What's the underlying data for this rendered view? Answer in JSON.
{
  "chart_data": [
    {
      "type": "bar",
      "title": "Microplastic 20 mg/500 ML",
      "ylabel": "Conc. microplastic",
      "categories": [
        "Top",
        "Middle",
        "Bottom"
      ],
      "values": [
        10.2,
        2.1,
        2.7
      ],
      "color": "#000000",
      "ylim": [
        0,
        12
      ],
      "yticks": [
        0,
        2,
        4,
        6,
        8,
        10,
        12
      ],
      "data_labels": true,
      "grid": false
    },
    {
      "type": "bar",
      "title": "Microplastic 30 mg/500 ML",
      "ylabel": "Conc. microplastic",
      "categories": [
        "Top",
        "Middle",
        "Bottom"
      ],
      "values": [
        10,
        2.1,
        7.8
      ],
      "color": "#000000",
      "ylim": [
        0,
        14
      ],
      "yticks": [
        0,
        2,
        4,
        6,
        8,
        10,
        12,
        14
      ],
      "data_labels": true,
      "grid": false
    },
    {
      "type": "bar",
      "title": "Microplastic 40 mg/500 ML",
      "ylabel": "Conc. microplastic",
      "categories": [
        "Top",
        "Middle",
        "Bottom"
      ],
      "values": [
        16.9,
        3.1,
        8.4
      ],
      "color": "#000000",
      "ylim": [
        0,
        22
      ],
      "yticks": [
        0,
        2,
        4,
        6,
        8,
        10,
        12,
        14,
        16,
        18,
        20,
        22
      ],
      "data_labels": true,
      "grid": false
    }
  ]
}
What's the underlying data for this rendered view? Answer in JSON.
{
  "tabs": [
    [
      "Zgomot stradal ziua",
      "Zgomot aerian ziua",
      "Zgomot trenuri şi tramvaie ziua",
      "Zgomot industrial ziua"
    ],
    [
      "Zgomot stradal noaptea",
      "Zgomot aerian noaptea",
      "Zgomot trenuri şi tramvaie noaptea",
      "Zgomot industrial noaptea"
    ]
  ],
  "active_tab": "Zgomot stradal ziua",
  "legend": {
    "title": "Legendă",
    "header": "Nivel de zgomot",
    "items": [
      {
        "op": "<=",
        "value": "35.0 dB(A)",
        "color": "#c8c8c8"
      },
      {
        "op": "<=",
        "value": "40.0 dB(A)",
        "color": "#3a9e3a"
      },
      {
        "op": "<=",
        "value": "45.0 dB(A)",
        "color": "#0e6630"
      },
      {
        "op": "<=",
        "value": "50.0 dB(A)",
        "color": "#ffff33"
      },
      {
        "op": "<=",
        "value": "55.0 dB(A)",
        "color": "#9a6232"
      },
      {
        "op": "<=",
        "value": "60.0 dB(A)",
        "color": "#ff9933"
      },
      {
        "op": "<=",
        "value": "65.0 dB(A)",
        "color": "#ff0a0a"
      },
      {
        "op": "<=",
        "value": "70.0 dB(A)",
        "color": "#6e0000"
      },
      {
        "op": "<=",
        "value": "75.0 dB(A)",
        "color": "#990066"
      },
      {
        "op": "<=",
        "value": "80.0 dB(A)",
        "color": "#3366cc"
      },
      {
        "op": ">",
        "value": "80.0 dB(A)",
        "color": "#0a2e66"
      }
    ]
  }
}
======
- Directions: Transcribe the material above in its entirety. Match it exactly.

- Final answer:
What's the underlying data for this rendered view? Answer in JSON.
{
  "chart_data": [
    {
      "type": "bar",
      "title": "Microplastic 20 mg/500 ML",
      "ylabel": "Conc. microplastic",
      "categories": [
        "Top",
        "Middle",
        "Bottom"
      ],
      "values": [
        10.2,
        2.1,
        2.7
      ],
      "color": "#000000",
      "ylim": [
        0,
        12
      ],
      "yticks": [
        0,
        2,
        4,
        6,
        8,
        10,
        12
      ],
      "data_labels": true,
      "grid": false
    },
    {
      "type": "bar",
      "title": "Microplastic 30 mg/500 ML",
      "ylabel": "Conc. microplastic",
      "categories": [
        "Top",
        "Middle",
        "Bottom"
      ],
      "values": [
        10,
        2.1,
        7.8
      ],
      "color": "#000000",
      "ylim": [
        0,
        14
      ],
      "yticks": [
        0,
        2,
        4,
        6,
        8,
        10,
        12,
        14
      ],
      "data_labels": true,
      "grid": false
    },
    {
      "type": "bar",
      "title": "Microplastic 40 mg/500 ML",
      "ylabel": "Conc. microplastic",
      "categories": [
        "Top",
        "Middle",
        "Bottom"
      ],
      "values": [
        16.9,
        3.1,
        8.4
      ],
      "color": "#000000",
      "ylim": [
        0,
        22
      ],
      "yticks": [
        0,
        2,
        4,
        6,
        8,
        10,
        12,
        14,
        16,
        18,
        20,
        22
      ],
      "data_labels": true,
      "grid": false
    }
  ]
}
What's the underlying data for this rendered view? Answer in JSON.
{
  "tabs": [
    [
      "Zgomot stradal ziua",
      "Zgomot aerian ziua",
      "Zgomot trenuri şi tramvaie ziua",
      "Zgomot industrial ziua"
    ],
    [
      "Zgomot stradal noaptea",
      "Zgomot aerian noaptea",
      "Zgomot trenuri şi tramvaie noaptea",
      "Zgomot industrial noaptea"
    ]
  ],
  "active_tab": "Zgomot stradal ziua",
  "legend": {
    "title": "Legendă",
    "header": "Nivel de zgomot",
    "items": [
      {
        "op": "<=",
        "value": "35.0 dB(A)",
        "color": "#c8c8c8"
      },
      {
        "op": "<=",
        "value": "40.0 dB(A)",
        "color": "#3a9e3a"
      },
      {
        "op": "<=",
        "value": "45.0 dB(A)",
        "color": "#0e6630"
      },
      {
        "op": "<=",
        "value": "50.0 dB(A)",
        "color": "#ffff33"
      },
      {
        "op": "<=",
        "value": "55.0 dB(A)",
        "color": "#9a6232"
      },
      {
        "op": "<=",
        "value": "60.0 dB(A)",
        "color": "#ff9933"
      },
      {
        "op": "<=",
        "value": "65.0 dB(A)",
        "color": "#ff0a0a"
      },
      {
        "op": "<=",
        "value": "70.0 dB(A)",
        "color": "#6e0000"
      },
      {
        "op": "<=",
        "value": "75.0 dB(A)",
        "color": "#990066"
      },
      {
        "op": "<=",
        "value": "80.0 dB(A)",
        "color": "#3366cc"
      },
      {
        "op": ">",
        "value": "80.0 dB(A)",
        "color": "#0a2e66"
      }
    ]
  }
}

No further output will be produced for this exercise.